**Short problem**
Identify each line below that contains the word "this", and copy it out.

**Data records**
(begin)
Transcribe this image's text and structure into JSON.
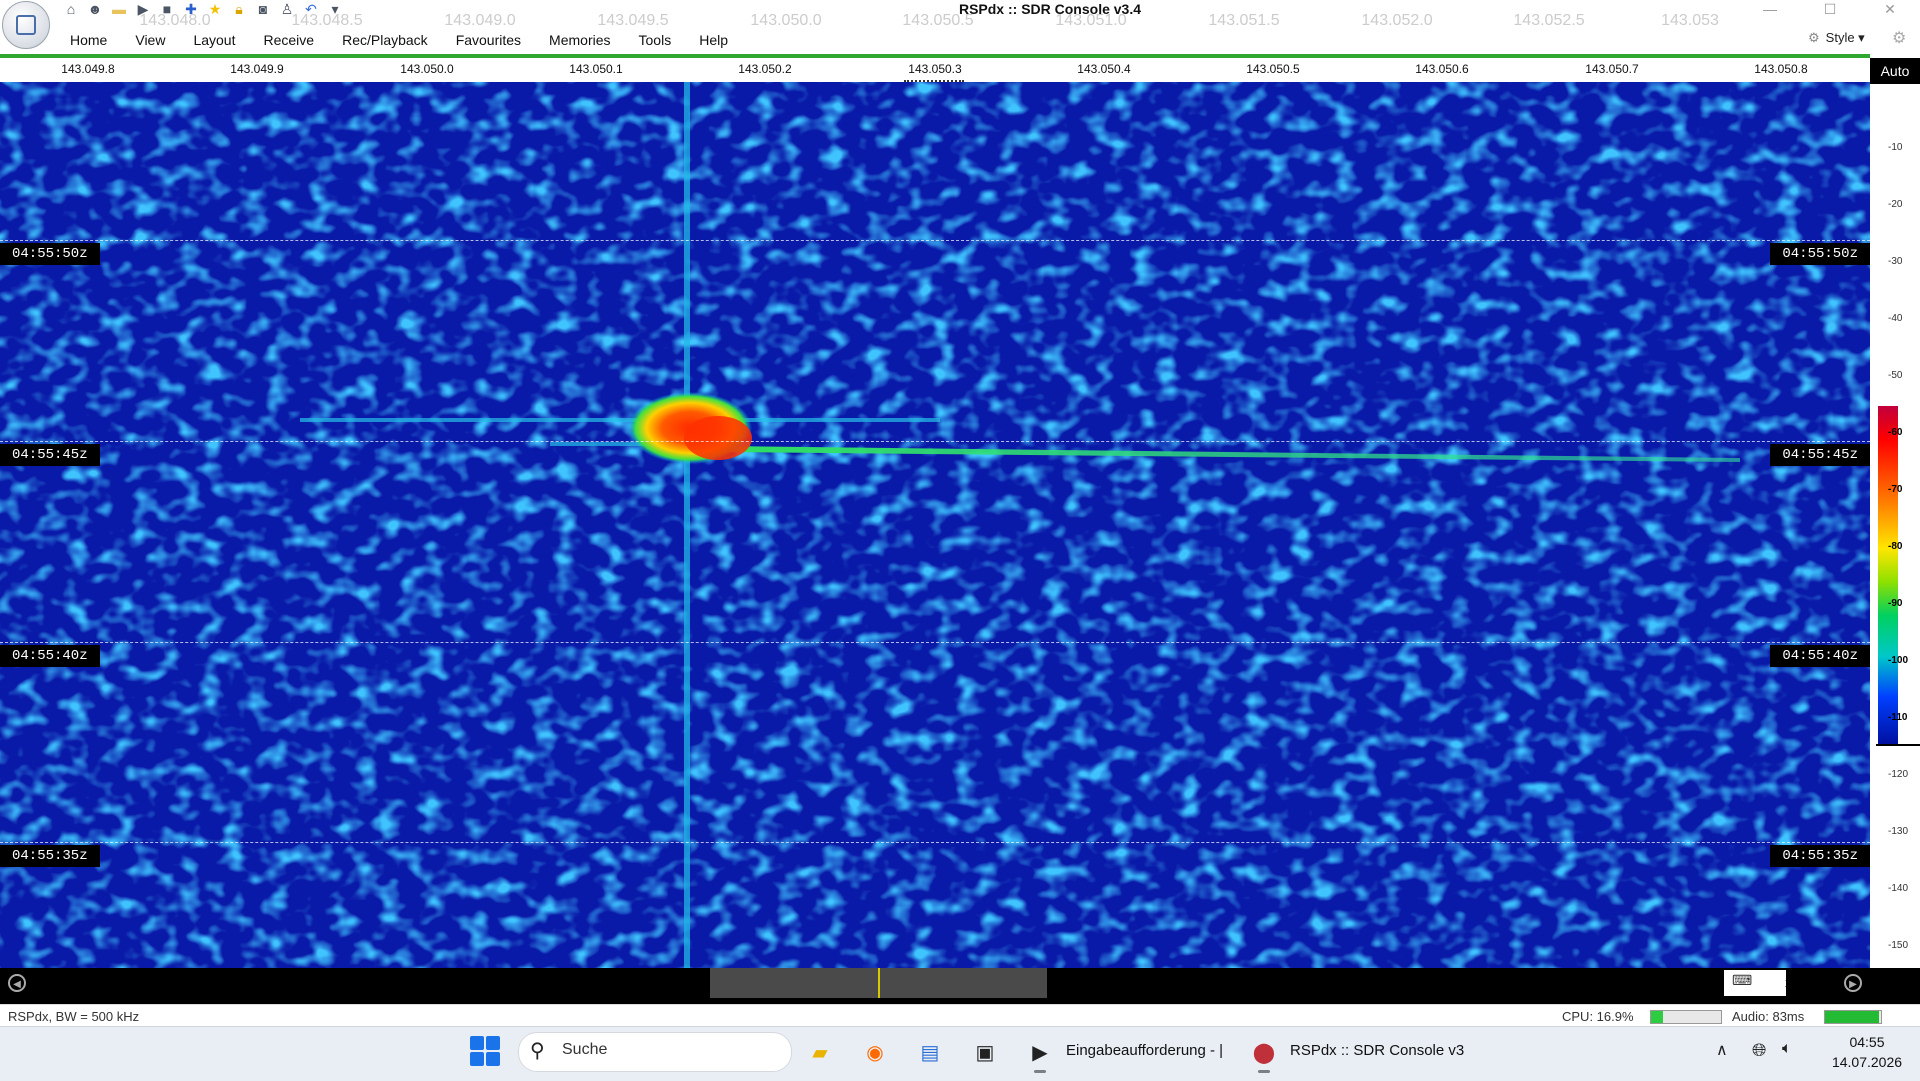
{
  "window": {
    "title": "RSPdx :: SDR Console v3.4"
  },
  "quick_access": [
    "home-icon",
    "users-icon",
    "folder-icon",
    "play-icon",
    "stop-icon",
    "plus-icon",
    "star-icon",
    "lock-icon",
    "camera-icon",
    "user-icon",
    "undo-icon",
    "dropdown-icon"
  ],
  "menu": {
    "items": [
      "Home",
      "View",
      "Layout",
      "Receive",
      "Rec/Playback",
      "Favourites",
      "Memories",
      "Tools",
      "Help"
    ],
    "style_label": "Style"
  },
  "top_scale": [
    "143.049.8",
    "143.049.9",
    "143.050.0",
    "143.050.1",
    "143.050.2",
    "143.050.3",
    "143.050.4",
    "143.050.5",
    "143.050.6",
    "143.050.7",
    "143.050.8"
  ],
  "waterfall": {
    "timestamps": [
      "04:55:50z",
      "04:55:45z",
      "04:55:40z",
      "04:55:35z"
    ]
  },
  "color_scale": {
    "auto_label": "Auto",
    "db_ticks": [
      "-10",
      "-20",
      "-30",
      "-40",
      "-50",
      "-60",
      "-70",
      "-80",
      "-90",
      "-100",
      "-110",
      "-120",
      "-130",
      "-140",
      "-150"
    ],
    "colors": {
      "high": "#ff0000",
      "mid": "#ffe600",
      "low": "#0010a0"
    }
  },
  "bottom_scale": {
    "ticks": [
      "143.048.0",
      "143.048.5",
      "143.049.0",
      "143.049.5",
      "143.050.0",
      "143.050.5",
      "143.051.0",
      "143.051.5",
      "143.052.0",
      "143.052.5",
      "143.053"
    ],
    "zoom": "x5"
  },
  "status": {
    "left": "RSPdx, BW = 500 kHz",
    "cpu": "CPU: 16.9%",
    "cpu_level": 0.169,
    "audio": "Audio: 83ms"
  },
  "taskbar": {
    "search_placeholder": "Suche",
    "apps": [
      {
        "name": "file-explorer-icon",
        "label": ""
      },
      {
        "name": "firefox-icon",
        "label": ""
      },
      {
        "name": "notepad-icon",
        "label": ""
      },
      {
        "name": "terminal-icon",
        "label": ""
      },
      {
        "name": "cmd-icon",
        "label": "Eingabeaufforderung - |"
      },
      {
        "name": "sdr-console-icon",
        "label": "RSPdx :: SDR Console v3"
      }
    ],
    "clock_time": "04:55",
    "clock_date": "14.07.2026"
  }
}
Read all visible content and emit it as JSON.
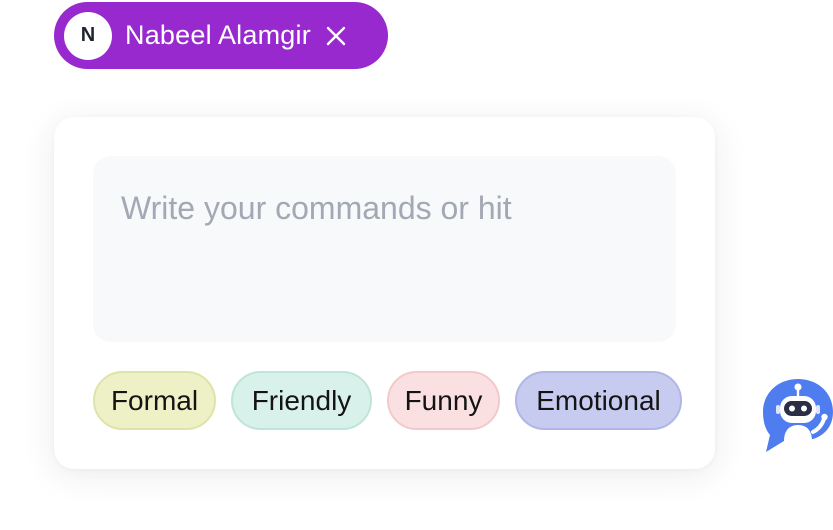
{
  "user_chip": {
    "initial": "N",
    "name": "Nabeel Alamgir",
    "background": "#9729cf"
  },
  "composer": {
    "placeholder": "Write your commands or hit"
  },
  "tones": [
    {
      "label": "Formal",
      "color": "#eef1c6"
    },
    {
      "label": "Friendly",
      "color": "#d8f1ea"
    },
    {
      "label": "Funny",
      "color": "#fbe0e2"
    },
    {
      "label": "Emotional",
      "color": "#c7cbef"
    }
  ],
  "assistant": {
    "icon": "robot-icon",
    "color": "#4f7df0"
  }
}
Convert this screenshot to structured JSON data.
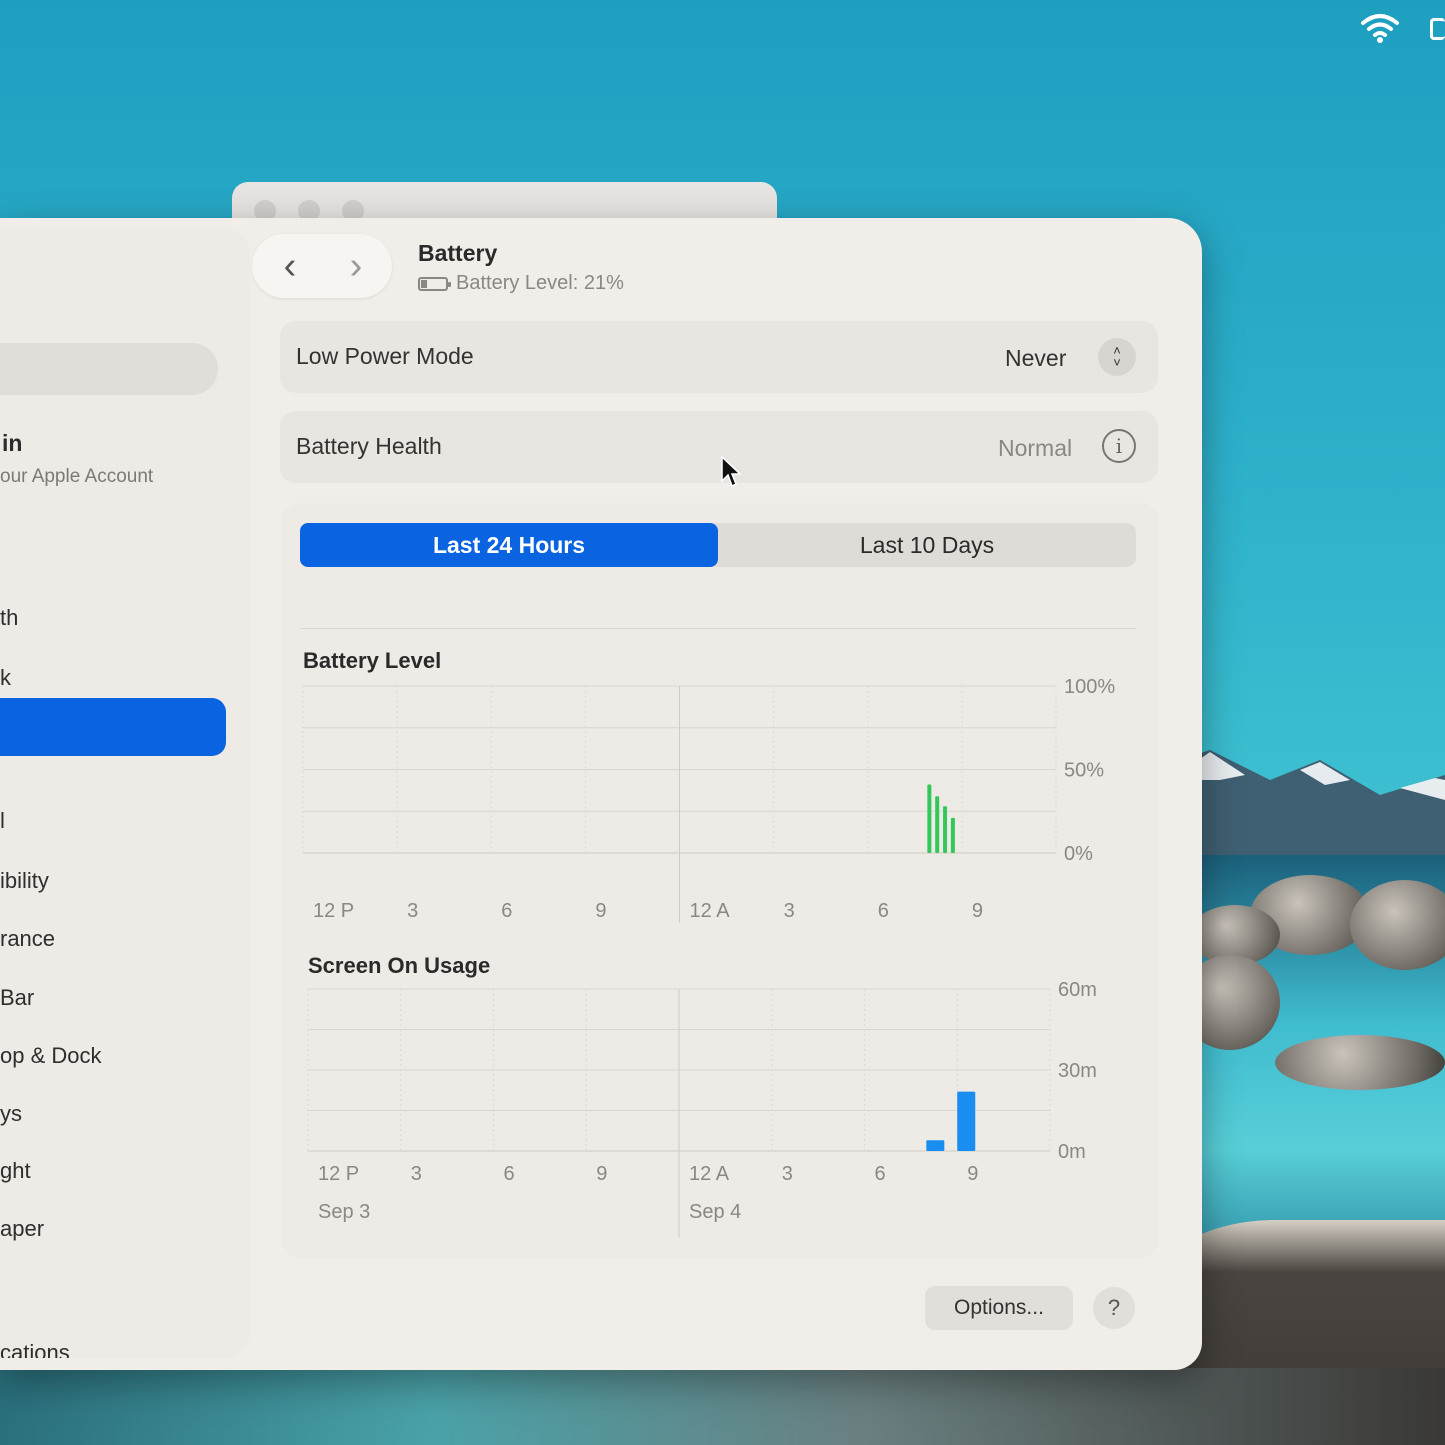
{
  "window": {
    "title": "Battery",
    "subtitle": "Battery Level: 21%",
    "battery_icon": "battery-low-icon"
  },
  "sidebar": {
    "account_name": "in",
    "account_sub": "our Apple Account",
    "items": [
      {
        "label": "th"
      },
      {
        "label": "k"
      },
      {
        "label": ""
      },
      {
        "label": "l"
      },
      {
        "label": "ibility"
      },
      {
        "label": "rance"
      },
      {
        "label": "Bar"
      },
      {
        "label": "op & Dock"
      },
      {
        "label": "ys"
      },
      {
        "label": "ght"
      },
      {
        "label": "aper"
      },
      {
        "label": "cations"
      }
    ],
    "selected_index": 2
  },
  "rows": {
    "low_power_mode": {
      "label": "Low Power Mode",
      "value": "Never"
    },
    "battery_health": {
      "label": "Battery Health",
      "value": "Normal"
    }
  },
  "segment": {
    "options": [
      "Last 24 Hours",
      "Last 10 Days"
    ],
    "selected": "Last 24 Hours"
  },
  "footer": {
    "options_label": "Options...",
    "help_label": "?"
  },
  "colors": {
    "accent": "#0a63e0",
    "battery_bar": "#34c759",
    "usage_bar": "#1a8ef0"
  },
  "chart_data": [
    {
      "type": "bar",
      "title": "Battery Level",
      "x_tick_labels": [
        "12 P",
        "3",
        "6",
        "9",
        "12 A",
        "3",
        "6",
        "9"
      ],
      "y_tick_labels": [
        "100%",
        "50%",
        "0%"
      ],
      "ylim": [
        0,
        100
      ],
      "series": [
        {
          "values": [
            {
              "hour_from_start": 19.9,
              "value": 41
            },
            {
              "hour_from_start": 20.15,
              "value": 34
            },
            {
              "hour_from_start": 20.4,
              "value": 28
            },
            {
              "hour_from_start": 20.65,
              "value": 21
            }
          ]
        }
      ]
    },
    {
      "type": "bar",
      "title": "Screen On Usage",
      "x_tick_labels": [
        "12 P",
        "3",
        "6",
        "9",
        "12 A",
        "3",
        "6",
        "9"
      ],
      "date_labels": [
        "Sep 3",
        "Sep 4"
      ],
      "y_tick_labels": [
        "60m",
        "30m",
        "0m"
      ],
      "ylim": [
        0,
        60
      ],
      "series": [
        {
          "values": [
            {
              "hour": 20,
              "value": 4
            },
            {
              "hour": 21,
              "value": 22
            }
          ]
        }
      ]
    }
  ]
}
(end)
**Result**
Transcribe this image's text and structure into JSON.
Convert this screenshot to structured JSON data.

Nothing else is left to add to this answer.